_EXERCISE_. Copy out every line exactly as given.
Start MATERIAL PROVIDED
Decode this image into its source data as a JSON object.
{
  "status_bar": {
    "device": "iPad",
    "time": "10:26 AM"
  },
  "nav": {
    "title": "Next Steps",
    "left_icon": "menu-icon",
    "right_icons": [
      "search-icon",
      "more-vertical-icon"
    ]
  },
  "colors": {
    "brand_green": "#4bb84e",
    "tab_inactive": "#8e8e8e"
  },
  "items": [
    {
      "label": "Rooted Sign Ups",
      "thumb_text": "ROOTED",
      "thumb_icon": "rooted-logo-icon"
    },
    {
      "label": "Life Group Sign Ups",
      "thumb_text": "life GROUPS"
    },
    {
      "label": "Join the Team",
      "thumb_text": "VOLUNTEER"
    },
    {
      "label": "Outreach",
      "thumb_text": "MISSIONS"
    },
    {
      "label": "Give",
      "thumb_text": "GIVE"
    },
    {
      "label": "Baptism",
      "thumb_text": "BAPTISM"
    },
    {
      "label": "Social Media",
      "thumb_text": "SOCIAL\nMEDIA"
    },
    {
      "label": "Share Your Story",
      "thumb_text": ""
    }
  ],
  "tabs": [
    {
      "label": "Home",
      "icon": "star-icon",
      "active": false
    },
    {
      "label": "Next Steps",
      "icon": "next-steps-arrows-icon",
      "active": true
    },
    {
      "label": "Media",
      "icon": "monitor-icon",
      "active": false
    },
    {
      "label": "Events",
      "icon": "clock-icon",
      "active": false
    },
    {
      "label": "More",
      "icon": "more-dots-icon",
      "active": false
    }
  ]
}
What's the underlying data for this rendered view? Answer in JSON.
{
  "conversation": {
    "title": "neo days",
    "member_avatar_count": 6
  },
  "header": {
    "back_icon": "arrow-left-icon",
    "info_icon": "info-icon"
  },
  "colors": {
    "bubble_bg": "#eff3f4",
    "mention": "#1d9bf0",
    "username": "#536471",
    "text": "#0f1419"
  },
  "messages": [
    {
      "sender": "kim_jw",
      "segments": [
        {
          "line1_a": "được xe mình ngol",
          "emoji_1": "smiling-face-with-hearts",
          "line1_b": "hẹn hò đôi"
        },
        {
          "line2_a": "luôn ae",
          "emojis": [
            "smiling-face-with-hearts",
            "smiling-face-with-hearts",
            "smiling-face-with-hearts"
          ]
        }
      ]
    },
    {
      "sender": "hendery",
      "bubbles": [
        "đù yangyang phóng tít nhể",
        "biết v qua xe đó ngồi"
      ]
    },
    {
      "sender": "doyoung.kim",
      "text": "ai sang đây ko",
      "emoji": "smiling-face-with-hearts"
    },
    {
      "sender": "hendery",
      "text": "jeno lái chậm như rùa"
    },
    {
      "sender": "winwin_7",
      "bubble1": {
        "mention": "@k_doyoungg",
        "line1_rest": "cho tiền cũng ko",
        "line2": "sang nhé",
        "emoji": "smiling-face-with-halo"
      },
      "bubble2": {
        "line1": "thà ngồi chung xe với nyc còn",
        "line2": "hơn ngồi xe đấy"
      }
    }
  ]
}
End MATERIAL PROVIDED
_SOLVED PROBLEM_.
Decode this image into its source data as a JSON object.
{
  "status_bar": {
    "device": "iPad",
    "time": "10:26 AM"
  },
  "nav": {
    "title": "Next Steps",
    "left_icon": "menu-icon",
    "right_icons": [
      "search-icon",
      "more-vertical-icon"
    ]
  },
  "colors": {
    "brand_green": "#4bb84e",
    "tab_inactive": "#8e8e8e"
  },
  "items": [
    {
      "label": "Rooted Sign Ups",
      "thumb_text": "ROOTED",
      "thumb_icon": "rooted-logo-icon"
    },
    {
      "label": "Life Group Sign Ups",
      "thumb_text": "life GROUPS"
    },
    {
      "label": "Join the Team",
      "thumb_text": "VOLUNTEER"
    },
    {
      "label": "Outreach",
      "thumb_text": "MISSIONS"
    },
    {
      "label": "Give",
      "thumb_text": "GIVE"
    },
    {
      "label": "Baptism",
      "thumb_text": "BAPTISM"
    },
    {
      "label": "Social Media",
      "thumb_text": "SOCIAL\nMEDIA"
    },
    {
      "label": "Share Your Story",
      "thumb_text": ""
    }
  ],
  "tabs": [
    {
      "label": "Home",
      "icon": "star-icon",
      "active": false
    },
    {
      "label": "Next Steps",
      "icon": "next-steps-arrows-icon",
      "active": true
    },
    {
      "label": "Media",
      "icon": "monitor-icon",
      "active": false
    },
    {
      "label": "Events",
      "icon": "clock-icon",
      "active": false
    },
    {
      "label": "More",
      "icon": "more-dots-icon",
      "active": false
    }
  ]
}
What's the underlying data for this rendered view? Answer in JSON.
{
  "conversation": {
    "title": "neo days",
    "member_avatar_count": 6
  },
  "header": {
    "back_icon": "arrow-left-icon",
    "info_icon": "info-icon"
  },
  "colors": {
    "bubble_bg": "#eff3f4",
    "mention": "#1d9bf0",
    "username": "#536471",
    "text": "#0f1419"
  },
  "messages": [
    {
      "sender": "kim_jw",
      "segments": [
        {
          "line1_a": "được xe mình ngol",
          "emoji_1": "smiling-face-with-hearts",
          "line1_b": "hẹn hò đôi"
        },
        {
          "line2_a": "luôn ae",
          "emojis": [
            "smiling-face-with-hearts",
            "smiling-face-with-hearts",
            "smiling-face-with-hearts"
          ]
        }
      ]
    },
    {
      "sender": "hendery",
      "bubbles": [
        "đù yangyang phóng tít nhể",
        "biết v qua xe đó ngồi"
      ]
    },
    {
      "sender": "doyoung.kim",
      "text": "ai sang đây ko",
      "emoji": "smiling-face-with-hearts"
    },
    {
      "sender": "hendery",
      "text": "jeno lái chậm như rùa"
    },
    {
      "sender": "winwin_7",
      "bubble1": {
        "mention": "@k_doyoungg",
        "line1_rest": "cho tiền cũng ko",
        "line2": "sang nhé",
        "emoji": "smiling-face-with-halo"
      },
      "bubble2": {
        "line1": "thà ngồi chung xe với nyc còn",
        "line2": "hơn ngồi xe đấy"
      }
    }
  ]
}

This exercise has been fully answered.